Records about charts and figures
** BEGIN **
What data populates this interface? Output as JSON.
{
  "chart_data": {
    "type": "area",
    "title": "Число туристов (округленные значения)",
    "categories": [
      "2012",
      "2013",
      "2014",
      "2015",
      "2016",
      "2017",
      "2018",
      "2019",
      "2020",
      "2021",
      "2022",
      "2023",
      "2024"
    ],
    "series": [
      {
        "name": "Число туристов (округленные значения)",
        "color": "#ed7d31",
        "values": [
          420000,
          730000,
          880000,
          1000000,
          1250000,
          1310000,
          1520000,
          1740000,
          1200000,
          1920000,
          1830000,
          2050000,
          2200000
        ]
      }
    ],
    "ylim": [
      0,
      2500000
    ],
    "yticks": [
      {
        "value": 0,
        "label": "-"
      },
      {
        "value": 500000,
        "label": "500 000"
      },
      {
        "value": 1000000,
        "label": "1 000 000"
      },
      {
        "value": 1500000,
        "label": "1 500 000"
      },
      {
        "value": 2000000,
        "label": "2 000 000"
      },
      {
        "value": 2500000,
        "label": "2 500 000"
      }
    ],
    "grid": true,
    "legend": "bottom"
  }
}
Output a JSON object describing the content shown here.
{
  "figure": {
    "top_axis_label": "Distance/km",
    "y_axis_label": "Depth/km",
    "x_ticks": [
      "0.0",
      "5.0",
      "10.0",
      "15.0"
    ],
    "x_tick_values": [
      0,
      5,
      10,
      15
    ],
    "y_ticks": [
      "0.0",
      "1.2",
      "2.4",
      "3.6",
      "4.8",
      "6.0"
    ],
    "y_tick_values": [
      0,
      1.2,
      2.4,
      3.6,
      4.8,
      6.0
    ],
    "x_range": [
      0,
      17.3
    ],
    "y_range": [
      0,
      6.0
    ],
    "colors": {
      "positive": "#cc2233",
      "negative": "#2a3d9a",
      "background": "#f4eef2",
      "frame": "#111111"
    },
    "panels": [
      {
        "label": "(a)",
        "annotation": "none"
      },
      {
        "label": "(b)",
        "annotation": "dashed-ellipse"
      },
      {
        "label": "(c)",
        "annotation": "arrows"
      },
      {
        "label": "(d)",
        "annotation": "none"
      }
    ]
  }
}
** END **
* _Short problem_
Using the material above, reproduce exactly the line that contains "Output a JSON" and all lines after it through the last one, and only those.

* _Task solution_
Output a JSON object describing the content shown here.
{
  "figure": {
    "top_axis_label": "Distance/km",
    "y_axis_label": "Depth/km",
    "x_ticks": [
      "0.0",
      "5.0",
      "10.0",
      "15.0"
    ],
    "x_tick_values": [
      0,
      5,
      10,
      15
    ],
    "y_ticks": [
      "0.0",
      "1.2",
      "2.4",
      "3.6",
      "4.8",
      "6.0"
    ],
    "y_tick_values": [
      0,
      1.2,
      2.4,
      3.6,
      4.8,
      6.0
    ],
    "x_range": [
      0,
      17.3
    ],
    "y_range": [
      0,
      6.0
    ],
    "colors": {
      "positive": "#cc2233",
      "negative": "#2a3d9a",
      "background": "#f4eef2",
      "frame": "#111111"
    },
    "panels": [
      {
        "label": "(a)",
        "annotation": "none"
      },
      {
        "label": "(b)",
        "annotation": "dashed-ellipse"
      },
      {
        "label": "(c)",
        "annotation": "arrows"
      },
      {
        "label": "(d)",
        "annotation": "none"
      }
    ]
  }
}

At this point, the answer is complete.